• _SET TASK_
Copy each line of the records that holds the string "Thicket".

• _RECORDS SHOWN_
= = = =
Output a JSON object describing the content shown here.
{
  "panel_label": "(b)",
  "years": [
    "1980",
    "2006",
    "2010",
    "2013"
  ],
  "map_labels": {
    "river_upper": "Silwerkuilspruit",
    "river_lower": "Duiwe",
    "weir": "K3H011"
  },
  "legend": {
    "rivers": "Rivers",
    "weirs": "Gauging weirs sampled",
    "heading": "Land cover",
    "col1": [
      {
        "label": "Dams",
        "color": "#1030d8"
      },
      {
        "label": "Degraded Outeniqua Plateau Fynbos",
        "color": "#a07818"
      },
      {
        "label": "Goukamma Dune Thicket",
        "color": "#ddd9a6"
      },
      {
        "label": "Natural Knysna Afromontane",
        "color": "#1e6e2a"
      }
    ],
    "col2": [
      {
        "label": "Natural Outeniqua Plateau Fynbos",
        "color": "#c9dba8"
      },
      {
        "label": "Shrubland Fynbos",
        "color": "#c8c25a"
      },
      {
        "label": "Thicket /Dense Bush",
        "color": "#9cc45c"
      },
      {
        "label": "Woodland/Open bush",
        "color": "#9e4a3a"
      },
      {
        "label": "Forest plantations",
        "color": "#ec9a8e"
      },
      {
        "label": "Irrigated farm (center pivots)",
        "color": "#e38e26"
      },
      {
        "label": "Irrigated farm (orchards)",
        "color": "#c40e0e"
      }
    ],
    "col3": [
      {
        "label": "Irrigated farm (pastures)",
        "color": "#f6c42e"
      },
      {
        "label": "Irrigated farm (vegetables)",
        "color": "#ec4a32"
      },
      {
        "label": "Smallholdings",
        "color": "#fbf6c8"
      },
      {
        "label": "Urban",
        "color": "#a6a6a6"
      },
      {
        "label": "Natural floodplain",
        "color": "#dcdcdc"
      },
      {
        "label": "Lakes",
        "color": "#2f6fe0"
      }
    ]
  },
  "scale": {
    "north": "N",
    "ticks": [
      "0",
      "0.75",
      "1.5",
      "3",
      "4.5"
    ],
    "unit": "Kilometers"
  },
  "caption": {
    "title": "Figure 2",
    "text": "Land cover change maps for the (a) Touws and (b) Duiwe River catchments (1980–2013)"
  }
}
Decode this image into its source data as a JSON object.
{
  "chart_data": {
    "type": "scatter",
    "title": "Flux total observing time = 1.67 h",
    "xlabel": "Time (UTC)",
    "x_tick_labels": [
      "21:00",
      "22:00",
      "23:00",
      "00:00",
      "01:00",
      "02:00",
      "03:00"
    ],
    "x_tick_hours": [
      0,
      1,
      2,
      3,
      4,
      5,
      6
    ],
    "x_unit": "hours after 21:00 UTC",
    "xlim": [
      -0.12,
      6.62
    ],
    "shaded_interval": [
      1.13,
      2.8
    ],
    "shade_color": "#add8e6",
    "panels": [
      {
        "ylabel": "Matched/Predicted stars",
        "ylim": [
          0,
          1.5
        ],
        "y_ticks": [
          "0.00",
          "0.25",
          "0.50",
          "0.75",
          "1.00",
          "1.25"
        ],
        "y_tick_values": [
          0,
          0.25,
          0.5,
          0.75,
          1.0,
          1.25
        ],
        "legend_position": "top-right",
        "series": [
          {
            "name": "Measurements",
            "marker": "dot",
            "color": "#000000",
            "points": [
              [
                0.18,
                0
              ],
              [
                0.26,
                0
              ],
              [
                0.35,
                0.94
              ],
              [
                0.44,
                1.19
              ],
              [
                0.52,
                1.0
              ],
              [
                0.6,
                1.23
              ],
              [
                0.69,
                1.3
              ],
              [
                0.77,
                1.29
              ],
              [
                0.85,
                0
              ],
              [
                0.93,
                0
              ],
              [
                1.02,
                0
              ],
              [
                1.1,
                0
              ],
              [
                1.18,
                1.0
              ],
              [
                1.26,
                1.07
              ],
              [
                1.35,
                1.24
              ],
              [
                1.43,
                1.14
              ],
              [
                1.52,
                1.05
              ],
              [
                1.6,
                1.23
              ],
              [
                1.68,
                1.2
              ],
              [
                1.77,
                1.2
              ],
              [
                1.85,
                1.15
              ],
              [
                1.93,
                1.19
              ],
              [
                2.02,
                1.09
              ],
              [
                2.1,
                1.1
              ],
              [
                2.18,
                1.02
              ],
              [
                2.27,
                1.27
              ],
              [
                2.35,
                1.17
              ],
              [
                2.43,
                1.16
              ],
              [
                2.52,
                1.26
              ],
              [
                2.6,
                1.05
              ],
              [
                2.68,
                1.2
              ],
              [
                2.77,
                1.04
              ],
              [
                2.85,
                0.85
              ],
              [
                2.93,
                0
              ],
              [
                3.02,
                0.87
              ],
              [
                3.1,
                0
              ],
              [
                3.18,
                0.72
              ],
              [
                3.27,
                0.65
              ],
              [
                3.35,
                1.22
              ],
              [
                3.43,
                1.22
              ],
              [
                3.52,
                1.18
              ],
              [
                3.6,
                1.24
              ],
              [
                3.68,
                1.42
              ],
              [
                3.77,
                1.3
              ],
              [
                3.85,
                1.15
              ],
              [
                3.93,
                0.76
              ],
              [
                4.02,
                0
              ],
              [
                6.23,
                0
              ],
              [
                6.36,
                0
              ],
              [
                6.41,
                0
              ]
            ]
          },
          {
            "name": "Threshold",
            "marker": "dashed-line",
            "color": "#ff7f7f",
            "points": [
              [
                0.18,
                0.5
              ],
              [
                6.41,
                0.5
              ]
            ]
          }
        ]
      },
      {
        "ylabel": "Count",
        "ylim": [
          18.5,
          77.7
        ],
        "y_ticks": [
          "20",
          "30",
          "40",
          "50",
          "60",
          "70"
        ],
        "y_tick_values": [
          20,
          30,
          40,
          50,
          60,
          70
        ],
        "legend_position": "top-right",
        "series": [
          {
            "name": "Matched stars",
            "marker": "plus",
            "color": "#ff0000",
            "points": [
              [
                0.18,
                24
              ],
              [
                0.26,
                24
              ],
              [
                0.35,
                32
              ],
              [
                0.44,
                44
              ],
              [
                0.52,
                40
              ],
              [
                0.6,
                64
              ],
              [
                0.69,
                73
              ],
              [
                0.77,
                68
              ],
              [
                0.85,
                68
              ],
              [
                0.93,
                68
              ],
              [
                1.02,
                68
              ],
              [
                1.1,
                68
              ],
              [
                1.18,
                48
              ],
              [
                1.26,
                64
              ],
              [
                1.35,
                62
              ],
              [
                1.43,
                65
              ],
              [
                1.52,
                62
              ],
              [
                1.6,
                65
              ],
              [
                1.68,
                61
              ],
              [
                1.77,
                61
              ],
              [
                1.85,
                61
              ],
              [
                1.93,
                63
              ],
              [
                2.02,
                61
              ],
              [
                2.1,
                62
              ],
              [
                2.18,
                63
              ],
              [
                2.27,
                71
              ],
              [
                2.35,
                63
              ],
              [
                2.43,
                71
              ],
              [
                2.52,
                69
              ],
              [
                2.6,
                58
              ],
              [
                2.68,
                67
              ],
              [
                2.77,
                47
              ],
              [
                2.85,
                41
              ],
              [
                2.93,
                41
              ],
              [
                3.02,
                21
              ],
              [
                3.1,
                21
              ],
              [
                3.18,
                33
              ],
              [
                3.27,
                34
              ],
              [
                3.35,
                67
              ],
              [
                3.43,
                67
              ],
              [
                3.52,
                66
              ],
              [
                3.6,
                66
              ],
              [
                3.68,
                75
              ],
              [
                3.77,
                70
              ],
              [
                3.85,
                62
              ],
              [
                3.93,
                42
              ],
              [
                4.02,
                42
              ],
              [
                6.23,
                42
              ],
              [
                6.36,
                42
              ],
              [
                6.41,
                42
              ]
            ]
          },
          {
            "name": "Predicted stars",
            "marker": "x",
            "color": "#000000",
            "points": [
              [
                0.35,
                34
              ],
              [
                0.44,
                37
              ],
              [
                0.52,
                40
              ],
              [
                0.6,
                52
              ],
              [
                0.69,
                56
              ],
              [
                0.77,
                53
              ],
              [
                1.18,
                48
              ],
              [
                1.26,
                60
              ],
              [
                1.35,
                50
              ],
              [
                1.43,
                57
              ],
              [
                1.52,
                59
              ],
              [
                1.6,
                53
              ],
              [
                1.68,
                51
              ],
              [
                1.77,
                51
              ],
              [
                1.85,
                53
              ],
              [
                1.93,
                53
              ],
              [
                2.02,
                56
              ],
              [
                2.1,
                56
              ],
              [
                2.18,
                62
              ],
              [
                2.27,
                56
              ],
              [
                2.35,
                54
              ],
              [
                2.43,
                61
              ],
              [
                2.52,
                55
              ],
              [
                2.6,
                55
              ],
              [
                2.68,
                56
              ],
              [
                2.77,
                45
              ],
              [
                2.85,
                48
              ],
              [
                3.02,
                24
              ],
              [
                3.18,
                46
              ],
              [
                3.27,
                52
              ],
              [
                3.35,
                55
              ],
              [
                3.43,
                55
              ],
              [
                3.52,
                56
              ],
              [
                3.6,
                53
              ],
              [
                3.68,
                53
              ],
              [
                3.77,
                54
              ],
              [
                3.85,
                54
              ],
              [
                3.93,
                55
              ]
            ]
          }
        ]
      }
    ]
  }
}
= = = =
• _WRITTEN SOLUTION_
        "label": "Goukamma Dune Thicket",
        "label": "Thicket /Dense Bush",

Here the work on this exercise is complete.